**研究问题**
1. 请列出关于指针与智能指针性能的正文中，测试代码数组 arTestCounts 所含的全部测试次数。
2. 请接着关于指针与智能指针性能的正文最后一行往下续写。

**页面正文**
.....

2.性能相关

2.1 指针与智能指针

指针与智能指针的性能差异

在低频次调用的情况下，指针与智能指针性能没有显著差异；但在高频次调用的情况下，智能指针的性能比较差，而且测试用例是在没有多线程的环境下的对比结果（因为智能指针的引用计数，一般是原子操作的，但在某些指令集下面是使用mutex完成的），可以想象多线程环境中它的性能会更差些。

测试代码如下所示：

void TestSmPtr()
{
    array<int,5> arTestCounts{10000, 100000, 1000000, 10000000, 100000000};
    int* pInt = new int{0};
    auto spInt{make_shared<int>(10)};
    
    for (int i{ 0 }; i < arTestCounts.size(); ++i)
    {
        auto tp = chrono::high_resolution_clock::now();
        for (int n = 0; n < arTestCounts[i]; ++n)
        {
            *pInt = n;
        }
        auto tp1 = chrono::high_resolution_clock::now();
        auto ms = chrono::duration_cast<chrono::milliseconds>(tp1 - tp);
        cout << "orignal pointer cost " << ms.count() << " count " << arTestCounts[i] << endl;
    }

    for (int i{ 0 }; i < arTestCounts.size(); ++i)

.....

数据条目
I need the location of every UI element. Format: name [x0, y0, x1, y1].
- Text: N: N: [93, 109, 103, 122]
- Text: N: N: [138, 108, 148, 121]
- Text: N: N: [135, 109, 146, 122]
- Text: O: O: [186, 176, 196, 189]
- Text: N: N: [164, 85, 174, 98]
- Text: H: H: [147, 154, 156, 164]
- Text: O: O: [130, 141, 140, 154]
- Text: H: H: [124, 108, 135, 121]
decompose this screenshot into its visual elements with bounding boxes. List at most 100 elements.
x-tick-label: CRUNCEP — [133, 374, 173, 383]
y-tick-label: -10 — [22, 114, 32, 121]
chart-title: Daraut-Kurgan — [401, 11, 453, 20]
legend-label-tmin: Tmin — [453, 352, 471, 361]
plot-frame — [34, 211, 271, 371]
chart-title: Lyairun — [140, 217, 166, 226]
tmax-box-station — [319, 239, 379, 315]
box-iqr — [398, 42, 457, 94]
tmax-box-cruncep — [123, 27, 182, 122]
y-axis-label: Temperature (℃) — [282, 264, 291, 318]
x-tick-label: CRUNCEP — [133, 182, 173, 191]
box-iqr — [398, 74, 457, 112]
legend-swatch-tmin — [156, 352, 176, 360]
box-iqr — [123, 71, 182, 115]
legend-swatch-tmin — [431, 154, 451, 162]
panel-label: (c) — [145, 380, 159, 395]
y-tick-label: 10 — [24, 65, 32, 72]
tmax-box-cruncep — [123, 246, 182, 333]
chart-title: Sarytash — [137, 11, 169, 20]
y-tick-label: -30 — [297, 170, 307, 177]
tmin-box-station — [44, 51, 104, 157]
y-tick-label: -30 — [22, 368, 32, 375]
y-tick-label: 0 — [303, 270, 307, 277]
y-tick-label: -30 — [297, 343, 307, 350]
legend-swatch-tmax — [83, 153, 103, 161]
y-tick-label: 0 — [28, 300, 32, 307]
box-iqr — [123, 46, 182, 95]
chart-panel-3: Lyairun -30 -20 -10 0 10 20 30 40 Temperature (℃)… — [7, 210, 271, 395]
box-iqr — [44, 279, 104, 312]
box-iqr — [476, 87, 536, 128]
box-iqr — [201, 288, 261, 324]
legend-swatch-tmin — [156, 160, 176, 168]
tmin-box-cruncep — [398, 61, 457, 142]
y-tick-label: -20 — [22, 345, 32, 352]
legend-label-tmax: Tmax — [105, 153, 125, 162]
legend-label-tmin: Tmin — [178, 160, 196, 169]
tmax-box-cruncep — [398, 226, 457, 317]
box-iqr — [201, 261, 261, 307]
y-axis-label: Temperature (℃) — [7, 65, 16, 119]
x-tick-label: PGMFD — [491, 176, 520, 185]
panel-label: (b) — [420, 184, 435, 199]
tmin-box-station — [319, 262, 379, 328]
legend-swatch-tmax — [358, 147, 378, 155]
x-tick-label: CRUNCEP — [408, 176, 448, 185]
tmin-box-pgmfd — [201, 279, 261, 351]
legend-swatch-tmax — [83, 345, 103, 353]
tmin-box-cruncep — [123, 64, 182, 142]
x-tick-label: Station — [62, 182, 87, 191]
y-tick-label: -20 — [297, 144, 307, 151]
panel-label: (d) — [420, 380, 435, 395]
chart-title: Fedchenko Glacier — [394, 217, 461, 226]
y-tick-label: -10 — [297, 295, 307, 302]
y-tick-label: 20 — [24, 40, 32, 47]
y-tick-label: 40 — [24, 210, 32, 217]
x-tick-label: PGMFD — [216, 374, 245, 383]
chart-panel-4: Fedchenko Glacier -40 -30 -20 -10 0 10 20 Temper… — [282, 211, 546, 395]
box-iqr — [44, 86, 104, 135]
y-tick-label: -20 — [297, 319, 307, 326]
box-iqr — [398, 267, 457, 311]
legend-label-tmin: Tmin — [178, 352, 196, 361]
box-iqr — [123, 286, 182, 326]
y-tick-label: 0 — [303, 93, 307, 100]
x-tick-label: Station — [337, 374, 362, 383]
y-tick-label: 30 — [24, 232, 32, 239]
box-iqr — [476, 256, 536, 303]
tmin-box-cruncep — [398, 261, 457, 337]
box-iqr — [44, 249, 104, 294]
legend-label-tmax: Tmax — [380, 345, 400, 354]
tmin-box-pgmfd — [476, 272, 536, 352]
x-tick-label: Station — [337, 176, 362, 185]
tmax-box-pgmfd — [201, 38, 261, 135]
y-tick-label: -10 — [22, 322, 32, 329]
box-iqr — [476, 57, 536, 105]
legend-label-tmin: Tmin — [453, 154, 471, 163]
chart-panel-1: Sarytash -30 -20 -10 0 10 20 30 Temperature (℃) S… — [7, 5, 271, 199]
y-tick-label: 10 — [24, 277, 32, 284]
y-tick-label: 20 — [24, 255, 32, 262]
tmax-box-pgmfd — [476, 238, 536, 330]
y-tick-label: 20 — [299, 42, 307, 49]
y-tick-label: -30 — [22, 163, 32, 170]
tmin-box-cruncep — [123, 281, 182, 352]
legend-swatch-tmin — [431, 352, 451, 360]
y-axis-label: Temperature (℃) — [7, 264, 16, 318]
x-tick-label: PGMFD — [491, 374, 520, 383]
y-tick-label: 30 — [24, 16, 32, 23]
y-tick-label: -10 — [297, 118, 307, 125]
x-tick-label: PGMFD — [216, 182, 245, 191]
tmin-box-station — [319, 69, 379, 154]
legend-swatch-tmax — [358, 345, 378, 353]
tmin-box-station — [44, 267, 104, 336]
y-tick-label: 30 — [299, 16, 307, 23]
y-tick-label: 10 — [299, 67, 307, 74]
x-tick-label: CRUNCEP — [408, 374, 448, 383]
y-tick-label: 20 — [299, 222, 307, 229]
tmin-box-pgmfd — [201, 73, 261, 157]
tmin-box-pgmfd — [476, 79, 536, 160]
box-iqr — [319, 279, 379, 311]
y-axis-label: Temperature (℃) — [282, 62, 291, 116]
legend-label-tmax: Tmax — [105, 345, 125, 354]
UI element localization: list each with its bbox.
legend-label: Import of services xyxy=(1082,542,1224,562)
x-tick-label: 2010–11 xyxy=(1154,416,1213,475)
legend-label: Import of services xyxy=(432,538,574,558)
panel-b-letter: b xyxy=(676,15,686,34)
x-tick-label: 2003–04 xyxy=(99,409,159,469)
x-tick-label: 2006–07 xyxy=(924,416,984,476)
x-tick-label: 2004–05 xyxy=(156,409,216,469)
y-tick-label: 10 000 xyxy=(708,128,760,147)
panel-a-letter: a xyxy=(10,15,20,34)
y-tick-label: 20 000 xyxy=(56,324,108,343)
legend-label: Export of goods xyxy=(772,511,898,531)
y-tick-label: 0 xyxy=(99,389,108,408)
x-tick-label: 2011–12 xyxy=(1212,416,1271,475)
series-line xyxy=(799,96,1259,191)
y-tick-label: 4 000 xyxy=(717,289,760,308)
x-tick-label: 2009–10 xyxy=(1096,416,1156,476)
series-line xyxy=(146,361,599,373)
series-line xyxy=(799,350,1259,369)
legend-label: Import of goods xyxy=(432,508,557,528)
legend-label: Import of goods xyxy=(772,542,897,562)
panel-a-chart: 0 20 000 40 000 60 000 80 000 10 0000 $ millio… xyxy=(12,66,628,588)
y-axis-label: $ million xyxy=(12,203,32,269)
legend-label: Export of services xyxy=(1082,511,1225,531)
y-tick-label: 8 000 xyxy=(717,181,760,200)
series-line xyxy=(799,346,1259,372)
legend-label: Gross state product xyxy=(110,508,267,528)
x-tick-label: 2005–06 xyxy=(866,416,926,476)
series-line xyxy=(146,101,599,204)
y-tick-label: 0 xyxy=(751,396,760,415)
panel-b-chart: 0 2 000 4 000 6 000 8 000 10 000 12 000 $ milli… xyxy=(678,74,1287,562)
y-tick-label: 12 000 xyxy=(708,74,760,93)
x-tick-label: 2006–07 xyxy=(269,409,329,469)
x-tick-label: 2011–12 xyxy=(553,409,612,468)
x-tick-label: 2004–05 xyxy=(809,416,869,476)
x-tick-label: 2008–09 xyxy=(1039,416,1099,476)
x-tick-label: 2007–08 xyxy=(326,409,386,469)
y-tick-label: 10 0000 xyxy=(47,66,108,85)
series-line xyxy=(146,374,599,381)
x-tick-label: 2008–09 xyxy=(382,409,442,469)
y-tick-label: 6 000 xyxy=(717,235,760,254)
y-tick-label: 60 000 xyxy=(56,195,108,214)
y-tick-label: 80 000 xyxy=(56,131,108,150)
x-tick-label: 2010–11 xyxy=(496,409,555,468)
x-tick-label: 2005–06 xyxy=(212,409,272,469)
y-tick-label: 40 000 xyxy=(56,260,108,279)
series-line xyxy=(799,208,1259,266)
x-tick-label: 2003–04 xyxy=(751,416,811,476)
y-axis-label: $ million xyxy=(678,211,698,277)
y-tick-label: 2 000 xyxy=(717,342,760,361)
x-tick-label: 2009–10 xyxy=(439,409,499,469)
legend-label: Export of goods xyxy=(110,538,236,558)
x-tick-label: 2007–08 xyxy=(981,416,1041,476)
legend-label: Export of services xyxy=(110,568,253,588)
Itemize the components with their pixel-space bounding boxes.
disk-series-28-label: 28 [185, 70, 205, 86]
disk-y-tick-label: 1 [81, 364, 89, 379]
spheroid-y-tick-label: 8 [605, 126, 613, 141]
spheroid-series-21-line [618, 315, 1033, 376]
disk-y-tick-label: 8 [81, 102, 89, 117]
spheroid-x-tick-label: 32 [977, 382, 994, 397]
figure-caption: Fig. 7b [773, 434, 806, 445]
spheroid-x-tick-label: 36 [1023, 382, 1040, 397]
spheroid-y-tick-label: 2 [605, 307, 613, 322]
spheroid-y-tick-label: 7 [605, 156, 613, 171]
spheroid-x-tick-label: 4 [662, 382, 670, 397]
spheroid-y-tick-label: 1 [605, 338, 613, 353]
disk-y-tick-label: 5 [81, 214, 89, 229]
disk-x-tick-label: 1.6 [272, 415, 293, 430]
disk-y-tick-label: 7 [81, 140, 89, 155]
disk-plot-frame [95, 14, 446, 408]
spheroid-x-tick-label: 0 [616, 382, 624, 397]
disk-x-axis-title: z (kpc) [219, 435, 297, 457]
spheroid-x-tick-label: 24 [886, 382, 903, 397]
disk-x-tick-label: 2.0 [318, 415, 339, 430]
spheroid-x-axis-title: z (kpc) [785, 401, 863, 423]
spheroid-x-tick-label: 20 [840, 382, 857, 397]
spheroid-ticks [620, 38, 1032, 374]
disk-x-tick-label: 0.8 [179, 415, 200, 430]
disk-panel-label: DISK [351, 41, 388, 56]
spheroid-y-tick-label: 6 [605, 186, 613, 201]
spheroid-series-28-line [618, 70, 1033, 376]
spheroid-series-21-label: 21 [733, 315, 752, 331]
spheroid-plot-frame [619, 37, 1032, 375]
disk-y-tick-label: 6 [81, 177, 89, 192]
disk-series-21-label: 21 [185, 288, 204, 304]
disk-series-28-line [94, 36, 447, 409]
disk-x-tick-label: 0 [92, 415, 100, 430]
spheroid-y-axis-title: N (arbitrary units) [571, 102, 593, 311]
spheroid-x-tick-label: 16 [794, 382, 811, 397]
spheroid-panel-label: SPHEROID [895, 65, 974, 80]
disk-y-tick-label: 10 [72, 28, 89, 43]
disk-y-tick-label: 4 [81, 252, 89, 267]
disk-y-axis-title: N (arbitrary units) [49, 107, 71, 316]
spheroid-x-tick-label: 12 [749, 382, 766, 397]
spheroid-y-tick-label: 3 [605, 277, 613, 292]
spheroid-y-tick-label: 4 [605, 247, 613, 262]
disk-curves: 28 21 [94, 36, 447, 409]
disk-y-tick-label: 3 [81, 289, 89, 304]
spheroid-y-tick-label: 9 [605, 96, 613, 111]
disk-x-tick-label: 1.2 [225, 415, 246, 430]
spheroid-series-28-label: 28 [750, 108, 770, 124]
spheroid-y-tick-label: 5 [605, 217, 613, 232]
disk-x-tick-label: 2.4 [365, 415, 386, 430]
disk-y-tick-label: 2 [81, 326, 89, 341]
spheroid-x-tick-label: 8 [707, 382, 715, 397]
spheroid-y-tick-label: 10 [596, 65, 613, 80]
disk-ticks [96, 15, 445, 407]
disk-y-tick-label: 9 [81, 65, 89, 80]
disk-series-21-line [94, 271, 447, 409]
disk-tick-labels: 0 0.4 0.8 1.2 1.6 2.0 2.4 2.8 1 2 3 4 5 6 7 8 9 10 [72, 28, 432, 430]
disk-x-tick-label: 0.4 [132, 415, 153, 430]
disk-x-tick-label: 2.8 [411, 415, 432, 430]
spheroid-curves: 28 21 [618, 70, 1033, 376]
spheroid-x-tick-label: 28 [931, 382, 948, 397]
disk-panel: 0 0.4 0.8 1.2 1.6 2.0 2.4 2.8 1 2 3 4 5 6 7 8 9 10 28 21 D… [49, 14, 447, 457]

.....

**任务结果**
1. 10000、100000、1000000、10000000、100000000

2.
    {
        auto tp = chrono::high_resolution_clock::now();
        for (int n = 0; n < arTestCounts[i]; ++n)
        {
            *spInt = n;
        }
        auto tp1 = chrono::high_resolution_clock::now();
        auto ms = chrono::duration_cast<chrono::milliseconds>(tp1 - tp);
        cout << "smart pointer cost " << ms.count() << " count " << arTestCounts[i] << endl;
    }

}

具体性能差异如下：

2.2 function，lambda，callbinder

普通函数，lambda，function，_callbinder的性能对比

Function对象的性能最差（内部调用invoke完成函数执行），lambda与普通函数接近，很显然编译器对lambda做了优化（lambda被编译成了函数对象）。

bind数据的情况下，callbinder性能最差（callbinder比function差将近一倍，因为bind返回的callbinder函数，然后再调用invoke）。其他函数类型的性能没有显著区别。

#include <functional>
#include<array>
#include <chrono>
using namespace std;

int testaddfunc(int a, int b)
{
    return a + b;
}
void testfuncperf()
{
    array<int, 5> arTestCounts{10000, 100000, 1000000, 10000000, 100000000};
    auto flamb = [](int a, int b)
    {
        return a + b;
    };
    function<int(int, int)> fo = flamb;

    for (int i{ 0 }; i < arTestCounts.size(); ++i)
    {
        auto tp = chrono::high_resolution_clock::now();
        for (int n = 0; n < arTestCounts[i]; ++n)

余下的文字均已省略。